--- BEGIN STORED RECORDS ---

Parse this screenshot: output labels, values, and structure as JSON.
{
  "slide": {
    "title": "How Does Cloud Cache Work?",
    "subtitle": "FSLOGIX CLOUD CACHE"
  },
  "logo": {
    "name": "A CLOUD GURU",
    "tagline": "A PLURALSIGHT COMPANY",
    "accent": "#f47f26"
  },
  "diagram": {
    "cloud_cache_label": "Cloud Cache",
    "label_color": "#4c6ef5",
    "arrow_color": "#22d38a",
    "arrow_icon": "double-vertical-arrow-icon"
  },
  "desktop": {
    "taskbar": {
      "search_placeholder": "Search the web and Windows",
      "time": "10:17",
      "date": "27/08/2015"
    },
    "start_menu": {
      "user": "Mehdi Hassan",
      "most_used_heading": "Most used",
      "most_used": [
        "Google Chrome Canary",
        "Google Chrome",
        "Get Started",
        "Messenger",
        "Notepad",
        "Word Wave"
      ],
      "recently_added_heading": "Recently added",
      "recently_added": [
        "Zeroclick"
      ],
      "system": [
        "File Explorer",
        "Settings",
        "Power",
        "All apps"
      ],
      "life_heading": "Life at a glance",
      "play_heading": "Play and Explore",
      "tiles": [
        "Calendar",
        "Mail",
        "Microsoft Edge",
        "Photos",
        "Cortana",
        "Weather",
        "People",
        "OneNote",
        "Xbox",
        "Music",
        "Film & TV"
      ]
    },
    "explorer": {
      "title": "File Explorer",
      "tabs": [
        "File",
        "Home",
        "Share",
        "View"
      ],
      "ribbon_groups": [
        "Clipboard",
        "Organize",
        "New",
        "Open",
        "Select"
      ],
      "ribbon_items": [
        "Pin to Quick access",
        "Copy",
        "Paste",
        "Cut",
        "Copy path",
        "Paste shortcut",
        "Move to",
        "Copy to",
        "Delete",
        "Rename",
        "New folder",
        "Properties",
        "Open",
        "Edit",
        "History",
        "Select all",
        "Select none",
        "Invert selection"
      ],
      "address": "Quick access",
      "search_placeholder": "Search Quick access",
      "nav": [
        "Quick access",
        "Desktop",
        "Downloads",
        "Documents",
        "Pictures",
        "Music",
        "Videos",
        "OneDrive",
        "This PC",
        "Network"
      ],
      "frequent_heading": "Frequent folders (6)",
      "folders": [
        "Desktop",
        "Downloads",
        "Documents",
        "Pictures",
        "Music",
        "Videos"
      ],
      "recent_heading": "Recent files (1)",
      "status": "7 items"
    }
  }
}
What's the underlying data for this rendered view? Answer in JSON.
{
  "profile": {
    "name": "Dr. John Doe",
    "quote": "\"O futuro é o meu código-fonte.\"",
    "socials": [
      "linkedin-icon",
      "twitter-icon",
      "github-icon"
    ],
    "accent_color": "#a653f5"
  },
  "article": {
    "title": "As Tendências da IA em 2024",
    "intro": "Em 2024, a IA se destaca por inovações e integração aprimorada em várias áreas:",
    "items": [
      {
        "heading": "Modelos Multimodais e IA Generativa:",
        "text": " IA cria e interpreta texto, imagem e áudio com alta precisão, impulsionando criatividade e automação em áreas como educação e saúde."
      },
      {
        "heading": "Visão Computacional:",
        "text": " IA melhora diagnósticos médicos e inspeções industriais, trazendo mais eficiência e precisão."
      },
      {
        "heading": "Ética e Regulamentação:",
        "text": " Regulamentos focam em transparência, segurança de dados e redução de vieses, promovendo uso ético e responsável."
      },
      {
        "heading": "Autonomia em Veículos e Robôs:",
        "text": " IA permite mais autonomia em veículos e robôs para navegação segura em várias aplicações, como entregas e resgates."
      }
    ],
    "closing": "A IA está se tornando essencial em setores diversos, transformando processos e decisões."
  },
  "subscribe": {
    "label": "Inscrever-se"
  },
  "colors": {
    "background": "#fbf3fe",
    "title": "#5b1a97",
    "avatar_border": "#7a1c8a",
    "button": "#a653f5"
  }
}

--- END STORED RECORDS ---

Copy every line of the records above that contains "text".

        "text": " IA cria e interpreta texto, imagem e áudio com alta precisão, impulsionando criatividade e automação em áreas como educação e saúde."
        "text": " IA melhora diagnósticos médicos e inspeções industriais, trazendo mais eficiência e precisão."
        "text": " Regulamentos focam em transparência, segurança de dados e redução de vieses, promovendo uso ético e responsável."
        "text": " IA permite mais autonomia em veículos e robôs para navegação segura em várias aplicações, como entregas e resgates."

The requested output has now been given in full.